THE EXERCISE:
Go through the listing and return every line with "работ" in it.

START ENTRIES SUPPLIED

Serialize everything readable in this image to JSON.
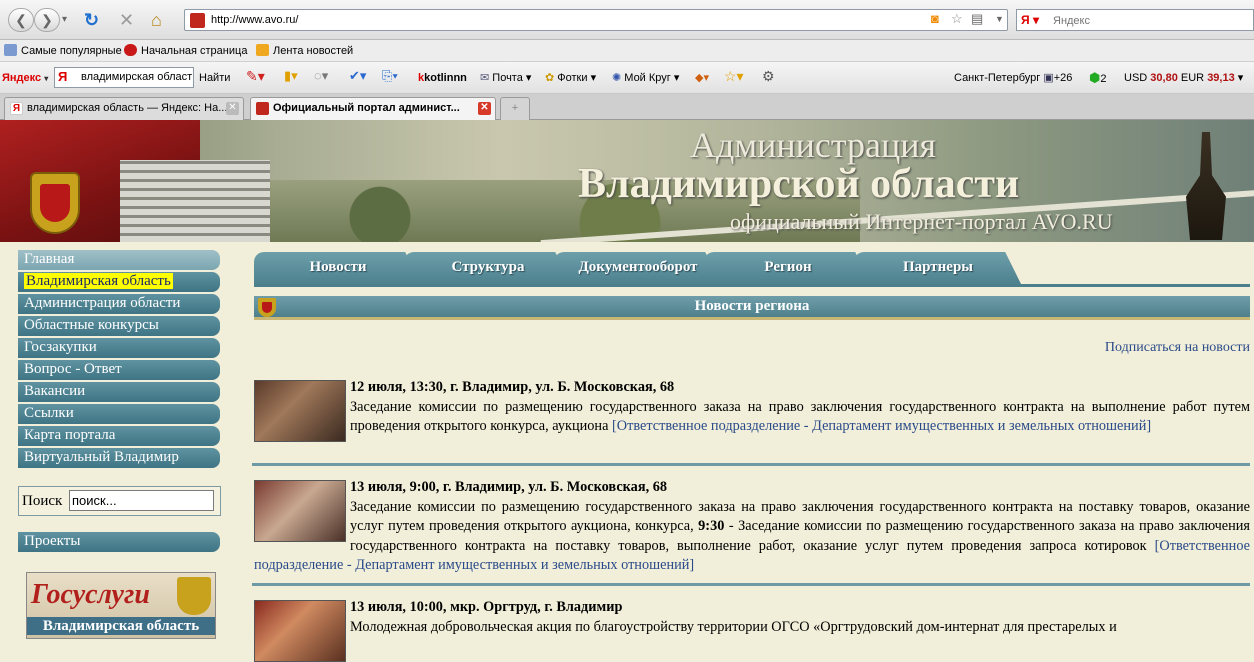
{
  "browser": {
    "url": "http://www.avo.ru/",
    "search_placeholder": "Яндекс",
    "bookmarks": [
      "Самые популярные",
      "Начальная страница",
      "Лента новостей"
    ],
    "yandex_bar": {
      "logo": "Яндекс",
      "query": "владимирская област",
      "find": "Найти",
      "kotlinnn": "kotlinnn",
      "mail": "Почта",
      "photos": "Фотки",
      "mykrug": "Мой Круг",
      "city": "Санкт-Петербург",
      "temp": "+26",
      "traffic": "2",
      "usd_label": "USD",
      "usd": "30,80",
      "eur_label": "EUR",
      "eur": "39,13"
    },
    "tabs": [
      {
        "label": "владимирская область — Яндекс: На..."
      },
      {
        "label": "Официальный портал админист..."
      }
    ]
  },
  "banner": {
    "line1": "Администрация",
    "line2": "Владимирской области",
    "line3": "официальный Интернет-портал AVO.RU"
  },
  "leftnav": {
    "items": [
      "Главная",
      "Владимирская область",
      "Администрация области",
      "Областные конкурсы",
      "Госзакупки",
      "Вопрос - Ответ",
      "Вакансии",
      "Ссылки",
      "Карта портала",
      "Виртуальный Владимир"
    ],
    "search_label": "Поиск",
    "search_value": "поиск...",
    "projects": "Проекты",
    "gosuslugi_title": "Госуслуги",
    "gosuslugi_sub": "Владимирская область"
  },
  "topmenu": [
    "Новости",
    "Структура",
    "Документооборот",
    "Регион",
    "Партнеры"
  ],
  "section_title": "Новости региона",
  "subscribe": "Подписаться на новости",
  "news": [
    {
      "head": "12 июля, 13:30, г. Владимир, ул. Б. Московская, 68",
      "text": "Заседание комиссии по размещению государственного заказа на право заключения государственного контракта на выполнение работ путем проведения открытого конкурса, аукциона",
      "dept": "[Ответственное подразделение -  Департамент имущественных и земельных отношений]"
    },
    {
      "head": "13 июля, 9:00, г. Владимир, ул. Б. Московская, 68",
      "text": "Заседание комиссии по размещению государственного заказа на право заключения государственного контракта на поставку товаров, оказание услуг путем проведения открытого аукциона, конкурса,",
      "time2": "9:30",
      "text2": "- Заседание комиссии по размещению государственного заказа на право заключения государственного контракта на поставку товаров, выполнение работ, оказание услуг путем проведения запроса котировок",
      "dept": "[Ответственное подразделение -  Департамент имущественных и земельных отношений]"
    },
    {
      "head": "13 июля, 10:00, мкр. Оргтруд, г. Владимир",
      "text": "Молодежная добровольческая акция по благоустройству территории ОГСО «Оргтрудовский дом-интернат для престарелых и"
    }
  ]
}
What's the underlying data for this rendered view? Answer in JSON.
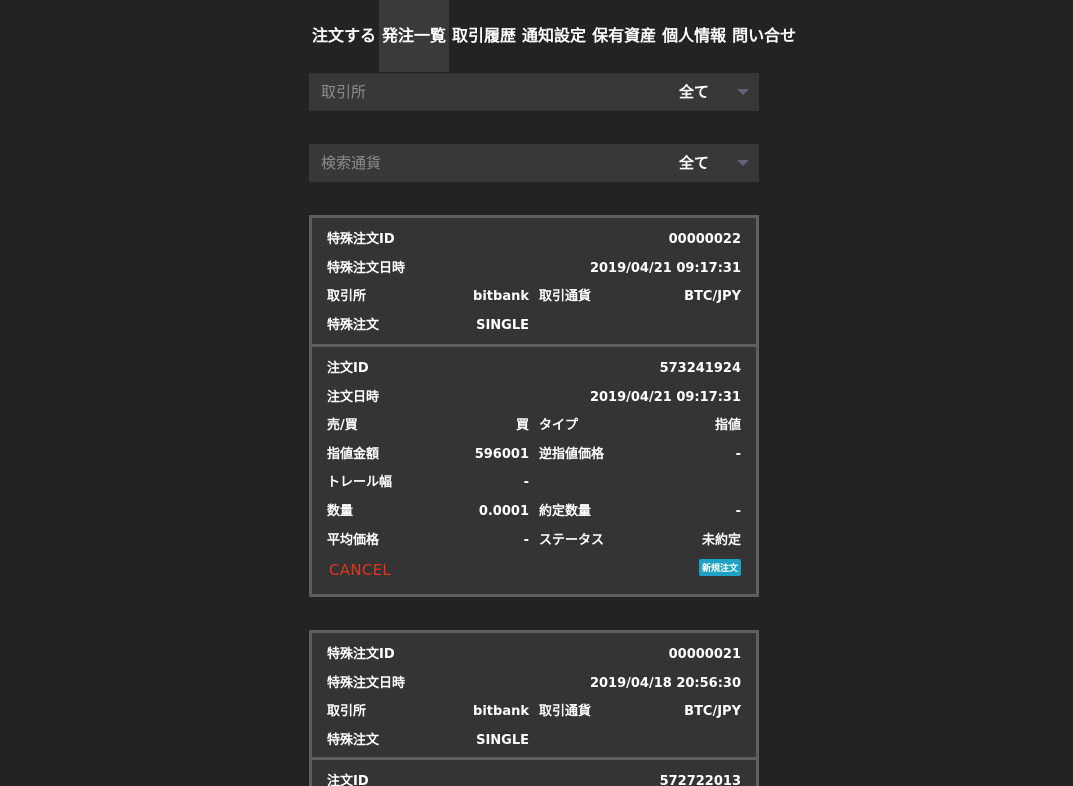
{
  "nav": {
    "tabs": [
      "注文する",
      "発注一覧",
      "取引履歴",
      "通知設定",
      "保有資産",
      "個人情報",
      "問い合せ"
    ]
  },
  "filters": {
    "exchange": {
      "label": "取引所",
      "value": "全て"
    },
    "currency": {
      "label": "検索通貨",
      "value": "全て"
    }
  },
  "labels": {
    "special_order_id": "特殊注文ID",
    "special_order_datetime": "特殊注文日時",
    "exchange": "取引所",
    "pair": "取引通貨",
    "special_order": "特殊注文",
    "order_id": "注文ID",
    "order_datetime": "注文日時",
    "side": "売/買",
    "type": "タイプ",
    "limit_price": "指値金額",
    "stop_price": "逆指値価格",
    "trail_width": "トレール幅",
    "quantity": "数量",
    "filled_quantity": "約定数量",
    "avg_price": "平均価格",
    "status": "ステータス",
    "cancel": "CANCEL"
  },
  "orders": [
    {
      "special": {
        "id": "00000022",
        "datetime": "2019/04/21 09:17:31",
        "exchange": "bitbank",
        "pair": "BTC/JPY",
        "kind": "SINGLE"
      },
      "order": {
        "id": "573241924",
        "datetime": "2019/04/21 09:17:31",
        "side": "買",
        "type": "指値",
        "limit_price": "596001",
        "stop_price": "-",
        "trail_width": "-",
        "quantity": "0.0001",
        "filled_quantity": "-",
        "avg_price": "-",
        "status": "未約定",
        "badge": "新規注文"
      }
    },
    {
      "special": {
        "id": "00000021",
        "datetime": "2019/04/18 20:56:30",
        "exchange": "bitbank",
        "pair": "BTC/JPY",
        "kind": "SINGLE"
      },
      "order": {
        "id": "572722013"
      }
    }
  ]
}
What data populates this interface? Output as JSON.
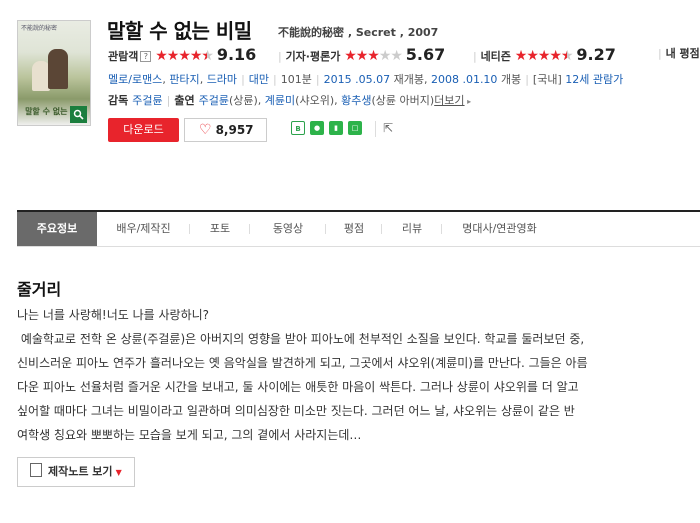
{
  "poster": {
    "mini_text": "不能說的秘密",
    "title": "말할 수 없는 비밀",
    "zoom_icon": "magnifier-icon"
  },
  "title": {
    "ko": "말할 수 없는 비밀",
    "sub": "不能說的秘密 , Secret , 2007"
  },
  "ratings": [
    {
      "label": "관람객",
      "stars": 4.5,
      "score": "9.16"
    },
    {
      "label": "기자·평론가",
      "stars": 3,
      "score": "5.67"
    },
    {
      "label": "네티즌",
      "stars": 4.5,
      "score": "9.27"
    },
    {
      "label": "내 평점"
    }
  ],
  "info": {
    "genres": [
      "멜로/로맨스",
      "판타지",
      "드라마"
    ],
    "country": "대만",
    "runtime": "101분",
    "release1_date": "2015 .05.07",
    "release1_label": "재개봉",
    "release2_date": "2008 .01.10",
    "release2_label": "개봉",
    "region": "[국내]",
    "rating": "12세 관람가"
  },
  "cast": {
    "director_label": "감독",
    "director": "주걸륜",
    "actors_label": "출연",
    "actors": [
      {
        "name": "주걸륜",
        "role": "(상륜)"
      },
      {
        "name": "계륜미",
        "role": "(샤오위)"
      },
      {
        "name": "황추생",
        "role": "(상륜 아버지)"
      }
    ],
    "more": "더보기"
  },
  "buttons": {
    "download": "다운로드",
    "likes": "8,957"
  },
  "share_icons": [
    "band-icon",
    "line-icon",
    "bookmark-icon",
    "memo-icon",
    "share-icon"
  ],
  "tabs": [
    "주요정보",
    "배우/제작진",
    "포토",
    "동영상",
    "평점",
    "리뷰",
    "명대사/연관영화"
  ],
  "synopsis": {
    "heading": "줄거리",
    "lines": [
      "나는 너를 사랑해!너도 나를 사랑하니?",
      " 예술학교로 전학 온 상륜(주걸륜)은 아버지의 영향을 받아 피아노에 천부적인 소질을 보인다. 학교를 둘러보던 중,",
      "신비스러운 피아노 연주가 흘러나오는 옛 음악실을 발견하게 되고, 그곳에서 샤오위(계륜미)를 만난다. 그들은 아름",
      "다운 피아노 선율처럼 즐거운 시간을 보내고, 둘 사이에는 애틋한 마음이 싹튼다. 그러나 상륜이 샤오위를 더 알고",
      "싶어할 때마다 그녀는 비밀이라고 일관하며 의미심장한 미소만 짓는다. 그러던 어느 날, 샤오위는 상륜이 같은 반",
      "여학생 칭요와 뽀뽀하는 모습을 보게 되고, 그의 곁에서 사라지는데…"
    ],
    "more_button": "제작노트 보기"
  },
  "colors": {
    "accent": "#e8242c",
    "link": "#1a5fb4",
    "tab_active": "#6a6a6a"
  }
}
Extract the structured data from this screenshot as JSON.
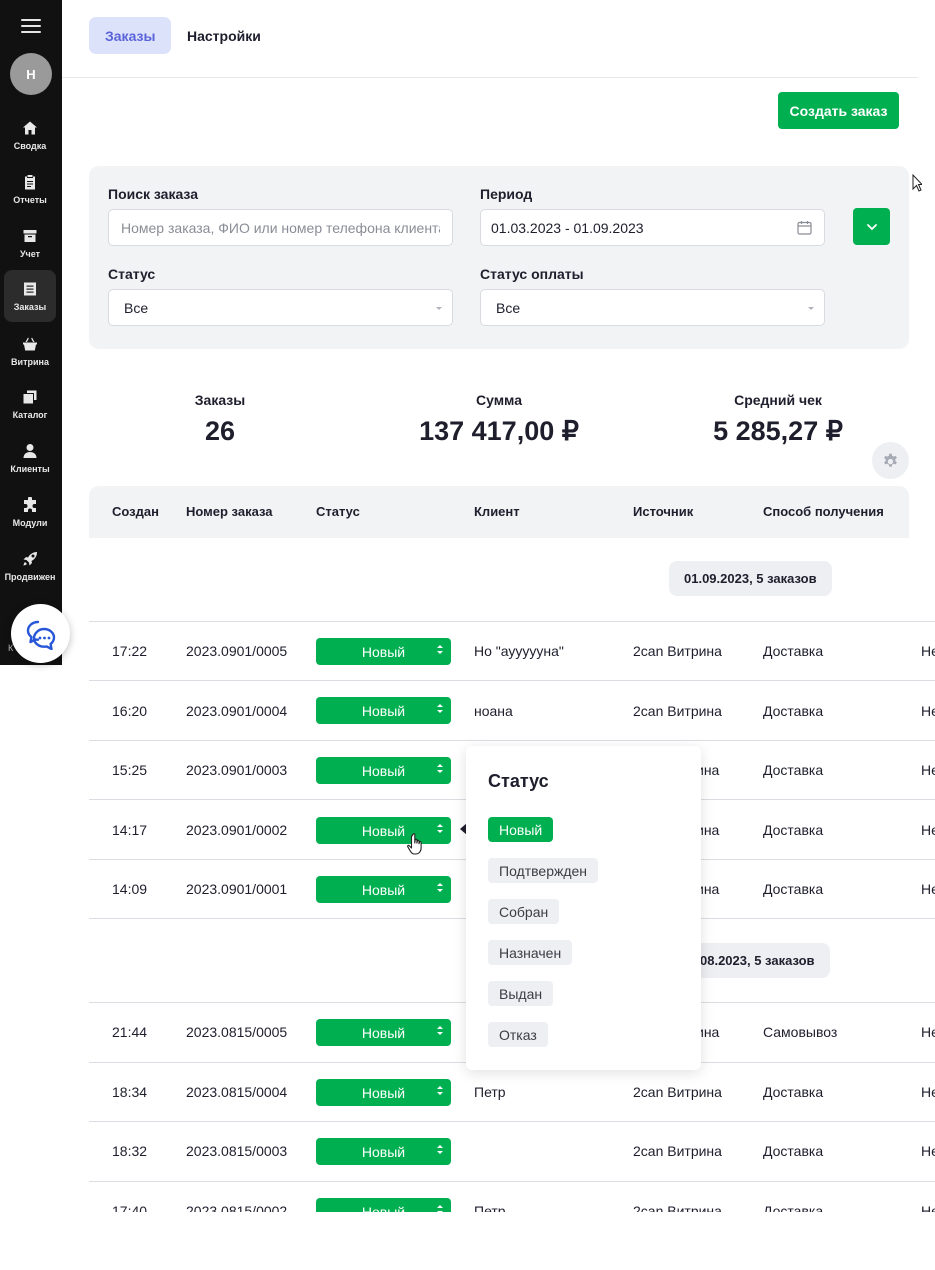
{
  "sidebar": {
    "avatar_letter": "Н",
    "items": [
      {
        "label": "Сводка",
        "icon": "home-icon"
      },
      {
        "label": "Отчеты",
        "icon": "clipboard-icon"
      },
      {
        "label": "Учет",
        "icon": "archive-icon"
      },
      {
        "label": "Заказы",
        "icon": "orders-icon"
      },
      {
        "label": "Витрина",
        "icon": "basket-icon"
      },
      {
        "label": "Каталог",
        "icon": "copy-icon"
      },
      {
        "label": "Клиенты",
        "icon": "user-icon"
      },
      {
        "label": "Модули",
        "icon": "puzzle-icon"
      },
      {
        "label": "Продвижен",
        "icon": "rocket-icon"
      }
    ],
    "active_item": "Заказы",
    "cut_label": "К"
  },
  "tabs": [
    {
      "label": "Заказы",
      "active": true
    },
    {
      "label": "Настройки",
      "active": false
    }
  ],
  "create_button": "Создать заказ",
  "filters": {
    "search_label": "Поиск заказа",
    "search_placeholder": "Номер заказа, ФИО или номер телефона клиента",
    "period_label": "Период",
    "period_value": "01.03.2023 - 01.09.2023",
    "status_label": "Статус",
    "status_value": "Все",
    "payment_label": "Статус оплаты",
    "payment_value": "Все"
  },
  "summary": {
    "orders_label": "Заказы",
    "orders_value": "26",
    "sum_label": "Сумма",
    "sum_value": "137 417,00 ₽",
    "avg_label": "Средний чек",
    "avg_value": "5 285,27 ₽"
  },
  "table": {
    "headers": [
      "Создан",
      "Номер заказа",
      "Статус",
      "Клиент",
      "Источник",
      "Способ получения"
    ],
    "groups": [
      {
        "label": "01.09.2023, 5 заказов",
        "rows": [
          {
            "time": "17:22",
            "number": "2023.0901/0005",
            "status": "Новый",
            "client": "Но \"ауууууна\"",
            "source": "2can Витрина",
            "delivery": "Доставка",
            "extra": "Не"
          },
          {
            "time": "16:20",
            "number": "2023.0901/0004",
            "status": "Новый",
            "client": "ноана",
            "source": "2can Витрина",
            "delivery": "Доставка",
            "extra": "Не"
          },
          {
            "time": "15:25",
            "number": "2023.0901/0003",
            "status": "Новый",
            "client": "",
            "source": "ина",
            "delivery": "Доставка",
            "extra": "Не"
          },
          {
            "time": "14:17",
            "number": "2023.0901/0002",
            "status": "Новый",
            "client": "",
            "source": "ина",
            "delivery": "Доставка",
            "extra": "Не"
          },
          {
            "time": "14:09",
            "number": "2023.0901/0001",
            "status": "Новый",
            "client": "",
            "source": "ина",
            "delivery": "Доставка",
            "extra": "Не"
          }
        ]
      },
      {
        "label": "08.2023, 5 заказов",
        "rows": [
          {
            "time": "21:44",
            "number": "2023.0815/0005",
            "status": "Новый",
            "client": "",
            "source": "ина",
            "delivery": "Самовывоз",
            "extra": "Не"
          },
          {
            "time": "18:34",
            "number": "2023.0815/0004",
            "status": "Новый",
            "client": "Петр",
            "source": "2can Витрина",
            "delivery": "Доставка",
            "extra": "Не"
          },
          {
            "time": "18:32",
            "number": "2023.0815/0003",
            "status": "Новый",
            "client": "",
            "source": "2can Витрина",
            "delivery": "Доставка",
            "extra": "Не"
          },
          {
            "time": "17:40",
            "number": "2023.0815/0002",
            "status": "Новый",
            "client": "Петр",
            "source": "2can Витрина",
            "delivery": "Доставка",
            "extra": "Не"
          }
        ]
      }
    ]
  },
  "status_popover": {
    "title": "Статус",
    "options": [
      "Новый",
      "Подтвержден",
      "Собран",
      "Назначен",
      "Выдан",
      "Отказ"
    ],
    "selected": "Новый"
  },
  "colors": {
    "accent_green": "#00b050",
    "sidebar_bg": "#111111",
    "active_tab_bg": "#dde2fb",
    "active_tab_text": "#5a64d9"
  }
}
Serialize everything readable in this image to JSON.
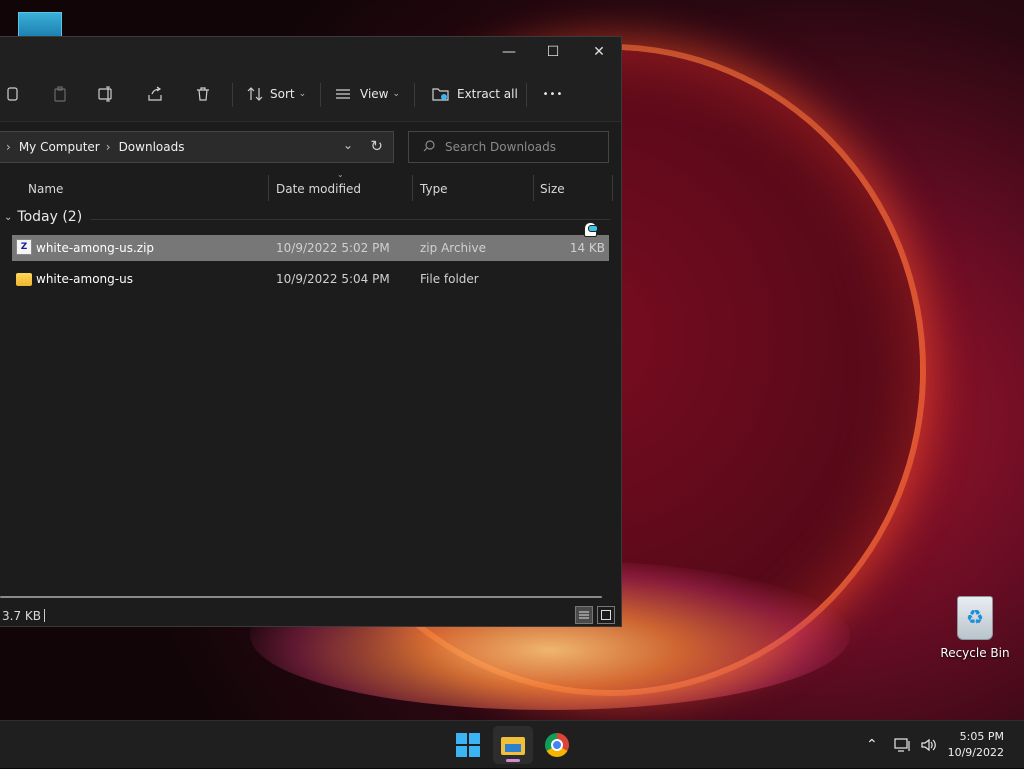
{
  "window": {
    "minimize_icon": "—",
    "maximize_icon": "☐",
    "close_icon": "✕"
  },
  "toolbar": {
    "sort_label": "Sort",
    "view_label": "View",
    "extract_label": "Extract all",
    "more_label": "•••"
  },
  "address": {
    "crumbs": [
      "My Computer",
      "Downloads"
    ]
  },
  "search": {
    "placeholder": "Search Downloads"
  },
  "columns": {
    "name": "Name",
    "date": "Date modified",
    "type": "Type",
    "size": "Size"
  },
  "group": {
    "label": "Today (2)"
  },
  "files": [
    {
      "name": "white-among-us.zip",
      "date": "10/9/2022 5:02 PM",
      "type": "zip Archive",
      "size": "14 KB",
      "icon": "zip-icon",
      "selected": true
    },
    {
      "name": "white-among-us",
      "date": "10/9/2022 5:04 PM",
      "type": "File folder",
      "size": "",
      "icon": "folder-icon",
      "selected": false
    }
  ],
  "status": {
    "text": "3.7 KB"
  },
  "desktop": {
    "recycle_bin_label": "Recycle Bin"
  },
  "taskbar": {
    "time": "5:05 PM",
    "date": "10/9/2022"
  },
  "colors": {
    "selection": "#777777",
    "window_bg": "#1c1c1c",
    "accent": "#3ab4f2"
  }
}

END ENTRIES SUPPLIED

IN RESPONSE:
      "text": "Заседание комиссии по размещению государственного заказа на право заключения государственного контракта на выполнение работ путем проведения открытого конкурса, аукциона",
      "text2": "- Заседание комиссии по размещению государственного заказа на право заключения государственного контракта на поставку товаров, выполнение работ, оказание услуг путем проведения запроса котировок",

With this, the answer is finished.